[BEGIN]

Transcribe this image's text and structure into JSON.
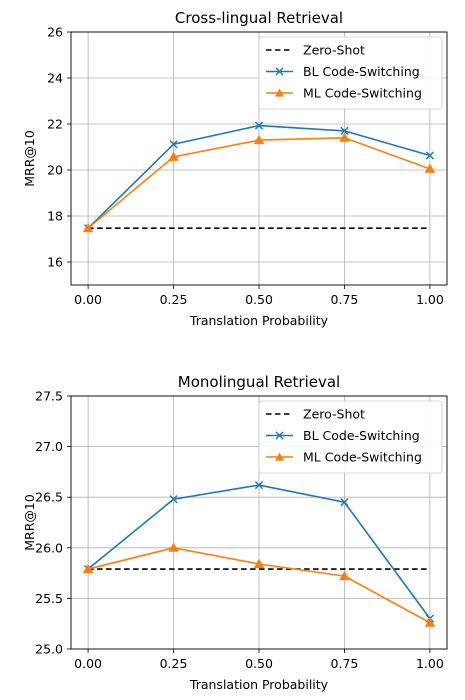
{
  "chart_data": [
    {
      "type": "line",
      "title": "Cross-lingual Retrieval",
      "xlabel": "Translation Probability",
      "ylabel": "MRR@10",
      "x": [
        0.0,
        0.25,
        0.5,
        0.75,
        1.0
      ],
      "x_tick_labels": [
        "0.00",
        "0.25",
        "0.50",
        "0.75",
        "1.00"
      ],
      "xlim": [
        -0.05,
        1.05
      ],
      "ylim": [
        15,
        26
      ],
      "y_ticks": [
        16,
        18,
        20,
        22,
        24,
        26
      ],
      "y_tick_labels": [
        "16",
        "18",
        "20",
        "22",
        "24",
        "26"
      ],
      "grid": true,
      "legend_position": "top-right",
      "series": [
        {
          "name": "Zero-Shot",
          "style": "dashed",
          "marker": "none",
          "color": "#000000",
          "values": [
            17.47,
            17.47,
            17.47,
            17.47,
            17.47
          ]
        },
        {
          "name": "BL Code-Switching",
          "style": "solid",
          "marker": "x",
          "color": "#1f77b4",
          "values": [
            17.47,
            21.12,
            21.93,
            21.7,
            20.63
          ]
        },
        {
          "name": "ML Code-Switching",
          "style": "solid",
          "marker": "triangle",
          "color": "#ff7f0e",
          "values": [
            17.47,
            20.57,
            21.3,
            21.4,
            20.05
          ]
        }
      ]
    },
    {
      "type": "line",
      "title": "Monolingual Retrieval",
      "xlabel": "Translation Probability",
      "ylabel": "MRR@10",
      "x": [
        0.0,
        0.25,
        0.5,
        0.75,
        1.0
      ],
      "x_tick_labels": [
        "0.00",
        "0.25",
        "0.50",
        "0.75",
        "1.00"
      ],
      "xlim": [
        -0.05,
        1.05
      ],
      "ylim": [
        25.0,
        27.5
      ],
      "y_ticks": [
        25.0,
        25.5,
        26.0,
        26.5,
        27.0,
        27.5
      ],
      "y_tick_labels": [
        "25.0",
        "25.5",
        "26.0",
        "26.5",
        "27.0",
        "27.5"
      ],
      "grid": true,
      "legend_position": "top-right",
      "series": [
        {
          "name": "Zero-Shot",
          "style": "dashed",
          "marker": "none",
          "color": "#000000",
          "values": [
            25.79,
            25.79,
            25.79,
            25.79,
            25.79
          ]
        },
        {
          "name": "BL Code-Switching",
          "style": "solid",
          "marker": "x",
          "color": "#1f77b4",
          "values": [
            25.79,
            26.48,
            26.62,
            26.45,
            25.3
          ]
        },
        {
          "name": "ML Code-Switching",
          "style": "solid",
          "marker": "triangle",
          "color": "#ff7f0e",
          "values": [
            25.79,
            26.0,
            25.84,
            25.72,
            25.26
          ]
        }
      ]
    }
  ]
}
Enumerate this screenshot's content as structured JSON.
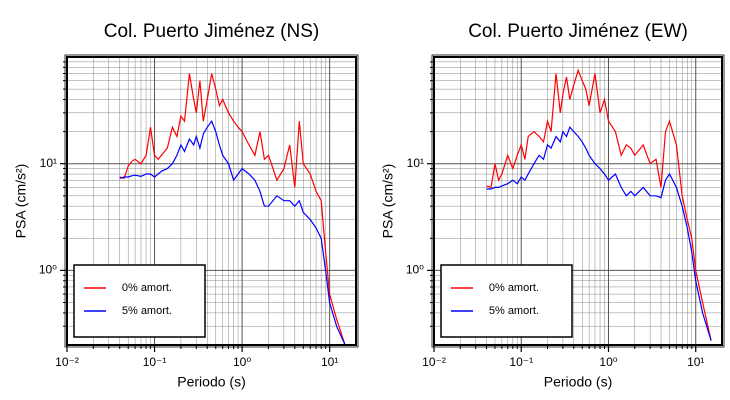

[END]

▶ EXERCISE DIRECTIONS: In this exercise, set down all of the data exactly, without the pictures.

▶ OUTPUT:
Transcribe this image's text and structure into JSON.
{
  "chart_data": [
    {
      "type": "line",
      "title": "Cross-lingual Retrieval",
      "xlabel": "Translation Probability",
      "ylabel": "MRR@10",
      "x": [
        0.0,
        0.25,
        0.5,
        0.75,
        1.0
      ],
      "x_tick_labels": [
        "0.00",
        "0.25",
        "0.50",
        "0.75",
        "1.00"
      ],
      "xlim": [
        -0.05,
        1.05
      ],
      "ylim": [
        15,
        26
      ],
      "y_ticks": [
        16,
        18,
        20,
        22,
        24,
        26
      ],
      "y_tick_labels": [
        "16",
        "18",
        "20",
        "22",
        "24",
        "26"
      ],
      "grid": true,
      "legend_position": "top-right",
      "series": [
        {
          "name": "Zero-Shot",
          "style": "dashed",
          "marker": "none",
          "color": "#000000",
          "values": [
            17.47,
            17.47,
            17.47,
            17.47,
            17.47
          ]
        },
        {
          "name": "BL Code-Switching",
          "style": "solid",
          "marker": "x",
          "color": "#1f77b4",
          "values": [
            17.47,
            21.12,
            21.93,
            21.7,
            20.63
          ]
        },
        {
          "name": "ML Code-Switching",
          "style": "solid",
          "marker": "triangle",
          "color": "#ff7f0e",
          "values": [
            17.47,
            20.57,
            21.3,
            21.4,
            20.05
          ]
        }
      ]
    },
    {
      "type": "line",
      "title": "Monolingual Retrieval",
      "xlabel": "Translation Probability",
      "ylabel": "MRR@10",
      "x": [
        0.0,
        0.25,
        0.5,
        0.75,
        1.0
      ],
      "x_tick_labels": [
        "0.00",
        "0.25",
        "0.50",
        "0.75",
        "1.00"
      ],
      "xlim": [
        -0.05,
        1.05
      ],
      "ylim": [
        25.0,
        27.5
      ],
      "y_ticks": [
        25.0,
        25.5,
        26.0,
        26.5,
        27.0,
        27.5
      ],
      "y_tick_labels": [
        "25.0",
        "25.5",
        "26.0",
        "26.5",
        "27.0",
        "27.5"
      ],
      "grid": true,
      "legend_position": "top-right",
      "series": [
        {
          "name": "Zero-Shot",
          "style": "dashed",
          "marker": "none",
          "color": "#000000",
          "values": [
            25.79,
            25.79,
            25.79,
            25.79,
            25.79
          ]
        },
        {
          "name": "BL Code-Switching",
          "style": "solid",
          "marker": "x",
          "color": "#1f77b4",
          "values": [
            25.79,
            26.48,
            26.62,
            26.45,
            25.3
          ]
        },
        {
          "name": "ML Code-Switching",
          "style": "solid",
          "marker": "triangle",
          "color": "#ff7f0e",
          "values": [
            25.79,
            26.0,
            25.84,
            25.72,
            25.26
          ]
        }
      ]
    }
  ]
}
Enumerate this screenshot's content as structured JSON.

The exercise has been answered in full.